# Brief
Check each line of the listing for the word "phase" and give only the number of lines that have it.

##### Data lines

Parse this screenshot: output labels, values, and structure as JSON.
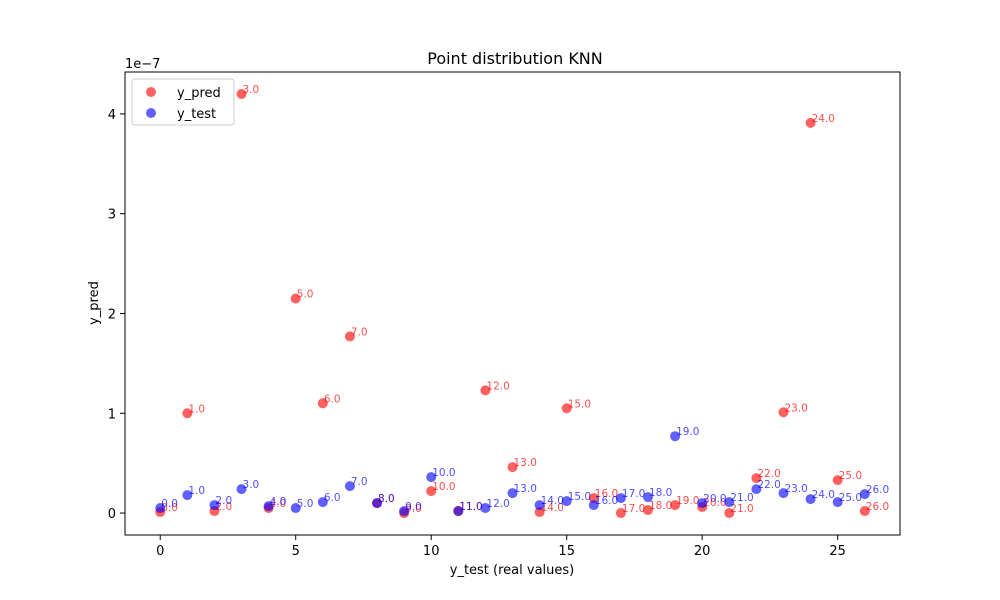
{
  "chart_data": {
    "type": "scatter",
    "title": "Point distribution KNN",
    "xlabel": "y_test (real values)",
    "ylabel": "y_pred",
    "y_offset_text": "1e−7",
    "xlim": [
      -1.3,
      27.3
    ],
    "ylim": [
      -0.22,
      4.42
    ],
    "x_ticks": [
      0,
      5,
      10,
      15,
      20,
      25
    ],
    "x_tick_labels": [
      "0",
      "5",
      "10",
      "15",
      "20",
      "25"
    ],
    "y_ticks": [
      0,
      1,
      2,
      3,
      4
    ],
    "y_tick_labels": [
      "0",
      "1",
      "2",
      "3",
      "4"
    ],
    "grid": false,
    "legend_position": "top-left",
    "series": [
      {
        "name": "y_pred",
        "color": "#ff0000",
        "x": [
          0,
          1,
          2,
          3,
          4,
          5,
          6,
          7,
          8,
          9,
          10,
          11,
          12,
          13,
          14,
          15,
          16,
          17,
          18,
          19,
          20,
          21,
          22,
          23,
          24,
          25,
          26
        ],
        "y": [
          0.01,
          1.0,
          0.02,
          4.2,
          0.05,
          2.15,
          1.1,
          1.77,
          0.1,
          0.0,
          0.22,
          0.02,
          1.23,
          0.46,
          0.01,
          1.05,
          0.15,
          0.0,
          0.03,
          0.08,
          0.06,
          0.0,
          0.35,
          1.01,
          3.91,
          0.33,
          0.02
        ],
        "point_labels": [
          "0.0",
          "1.0",
          "2.0",
          "3.0",
          "4.0",
          "5.0",
          "6.0",
          "7.0",
          "8.0",
          "9.0",
          "10.0",
          "11.0",
          "12.0",
          "13.0",
          "14.0",
          "15.0",
          "16.0",
          "17.0",
          "18.0",
          "19.0",
          "20.0",
          "21.0",
          "22.0",
          "23.0",
          "24.0",
          "25.0",
          "26.0"
        ]
      },
      {
        "name": "y_test",
        "color": "#0000ff",
        "x": [
          0,
          1,
          2,
          3,
          4,
          5,
          6,
          7,
          8,
          9,
          10,
          11,
          12,
          13,
          14,
          15,
          16,
          17,
          18,
          19,
          20,
          21,
          22,
          23,
          24,
          25,
          26
        ],
        "y": [
          0.05,
          0.18,
          0.08,
          0.24,
          0.07,
          0.05,
          0.11,
          0.27,
          0.1,
          0.02,
          0.36,
          0.02,
          0.05,
          0.2,
          0.08,
          0.12,
          0.08,
          0.15,
          0.16,
          0.77,
          0.1,
          0.11,
          0.24,
          0.2,
          0.14,
          0.11,
          0.19
        ],
        "point_labels": [
          "0.0",
          "1.0",
          "2.0",
          "3.0",
          "4.0",
          "5.0",
          "6.0",
          "7.0",
          "8.0",
          "9.0",
          "10.0",
          "11.0",
          "12.0",
          "13.0",
          "14.0",
          "15.0",
          "16.0",
          "17.0",
          "18.0",
          "19.0",
          "20.0",
          "21.0",
          "22.0",
          "23.0",
          "24.0",
          "25.0",
          "26.0"
        ]
      }
    ]
  }
}
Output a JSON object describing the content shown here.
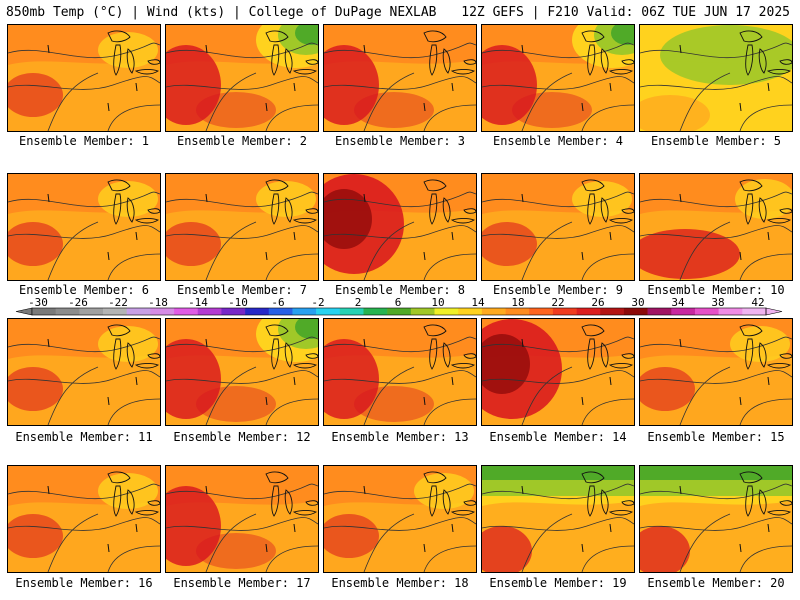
{
  "header": {
    "title_left": "850mb Temp (°C) | Wind (kts) | College of DuPage NEXLAB",
    "title_right": "12Z GEFS | F210 Valid: 06Z TUE JUN 17 2025"
  },
  "caption_prefix": "Ensemble Member: ",
  "members": [
    {
      "id": 1,
      "label": "Ensemble Member: 1",
      "style": "warm"
    },
    {
      "id": 2,
      "label": "Ensemble Member: 2",
      "style": "hot-west-cool-ne"
    },
    {
      "id": 3,
      "label": "Ensemble Member: 3",
      "style": "hot-west"
    },
    {
      "id": 4,
      "label": "Ensemble Member: 4",
      "style": "hot-west-cool-ne"
    },
    {
      "id": 5,
      "label": "Ensemble Member: 5",
      "style": "cool"
    },
    {
      "id": 6,
      "label": "Ensemble Member: 6",
      "style": "warm"
    },
    {
      "id": 7,
      "label": "Ensemble Member: 7",
      "style": "warm"
    },
    {
      "id": 8,
      "label": "Ensemble Member: 8",
      "style": "very-hot"
    },
    {
      "id": 9,
      "label": "Ensemble Member: 9",
      "style": "warm"
    },
    {
      "id": 10,
      "label": "Ensemble Member: 10",
      "style": "hot-south"
    },
    {
      "id": 11,
      "label": "Ensemble Member: 11",
      "style": "warm"
    },
    {
      "id": 12,
      "label": "Ensemble Member: 12",
      "style": "hot-west-cool-ne"
    },
    {
      "id": 13,
      "label": "Ensemble Member: 13",
      "style": "hot-west"
    },
    {
      "id": 14,
      "label": "Ensemble Member: 14",
      "style": "very-hot"
    },
    {
      "id": 15,
      "label": "Ensemble Member: 15",
      "style": "warm"
    },
    {
      "id": 16,
      "label": "Ensemble Member: 16",
      "style": "warm"
    },
    {
      "id": 17,
      "label": "Ensemble Member: 17",
      "style": "hot-west"
    },
    {
      "id": 18,
      "label": "Ensemble Member: 18",
      "style": "warm"
    },
    {
      "id": 19,
      "label": "Ensemble Member: 19",
      "style": "cool-north"
    },
    {
      "id": 20,
      "label": "Ensemble Member: 20",
      "style": "cool-north"
    }
  ],
  "colorbar": {
    "ticks": [
      "-30",
      "-26",
      "-22",
      "-18",
      "-14",
      "-10",
      "-6",
      "-2",
      "2",
      "6",
      "10",
      "14",
      "18",
      "22",
      "26",
      "30",
      "34",
      "38",
      "42"
    ],
    "colors": [
      "#7a7a7a",
      "#8c8c8c",
      "#a0a0a0",
      "#b4b4b4",
      "#c8a0e6",
      "#d68ce6",
      "#e05ce6",
      "#b43cd2",
      "#7828c8",
      "#2828c8",
      "#2860e6",
      "#28a0f0",
      "#28d2f0",
      "#28d2b4",
      "#28b450",
      "#50aa28",
      "#a0c828",
      "#f0f028",
      "#ffd21e",
      "#ffaa1e",
      "#ff8c1e",
      "#ff641e",
      "#f03c1e",
      "#dc1e1e",
      "#b41414",
      "#8c0a0a",
      "#a01464",
      "#c828a0",
      "#e650c8",
      "#f08ce6",
      "#f0b4f0"
    ]
  },
  "palette": {
    "hot": "#d8141e",
    "very_hot": "#8c0a0a",
    "orange": "#ff8c1e",
    "light_orange": "#ffaa1e",
    "yellow": "#ffd21e",
    "lime": "#a0c828",
    "green": "#50aa28",
    "contour": "#333333"
  }
}
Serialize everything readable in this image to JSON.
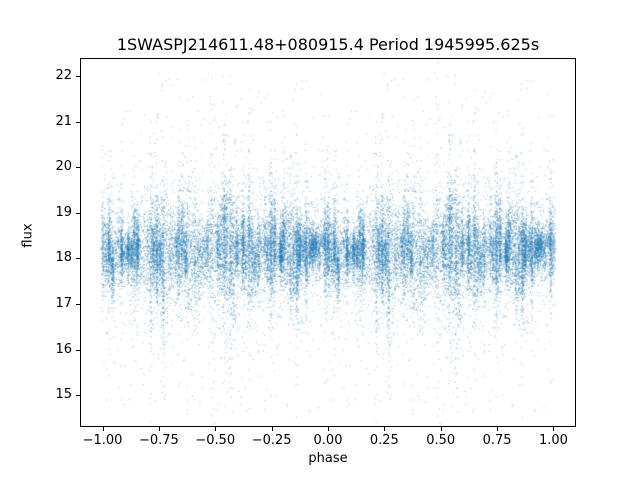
{
  "figure": {
    "title": "1SWASPJ214611.48+080915.4 Period 1945995.625s"
  },
  "chart_data": {
    "type": "scatter",
    "title": "1SWASPJ214611.48+080915.4 Period 1945995.625s",
    "xlabel": "phase",
    "ylabel": "flux",
    "xlim": [
      -1.1,
      1.1
    ],
    "ylim": [
      14.3,
      22.4
    ],
    "xticks": [
      -1.0,
      -0.75,
      -0.5,
      -0.25,
      0.0,
      0.25,
      0.5,
      0.75,
      1.0
    ],
    "xtick_labels": [
      "−1.00",
      "−0.75",
      "−0.50",
      "−0.25",
      "0.00",
      "0.25",
      "0.50",
      "0.75",
      "1.00"
    ],
    "yticks": [
      15,
      16,
      17,
      18,
      19,
      20,
      21,
      22
    ],
    "ytick_labels": [
      "15",
      "16",
      "17",
      "18",
      "19",
      "20",
      "21",
      "22"
    ],
    "grid": false,
    "legend": null,
    "marker_color": "#1f77b4",
    "marker_alpha": 0.5,
    "marker_size_px": 1,
    "series_description": "Phase-folded SuperWASP light curve, identical data plotted at phase and phase-1; dense vertical stripes of observations centered near flux 18.2 with spread growing toward phase ±0.5 and sparse outliers spanning flux 14.6–22.1",
    "n_points": 16000,
    "seed": 42,
    "n_stripes": 72,
    "stripe_jitter": 0.0045,
    "flux_mean": 18.2,
    "stripe_mean_scatter": 0.12,
    "flux_sigma_core": 0.42,
    "flux_sigma_tail": 1.1,
    "tail_fraction": 0.12,
    "diffuse_fraction": 0.05,
    "outlier_fraction": 0.012,
    "outlier_range": [
      14.6,
      22.1
    ],
    "env_base": 0.75,
    "env_amp": 0.55
  }
}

##########

# Output for this exercise
2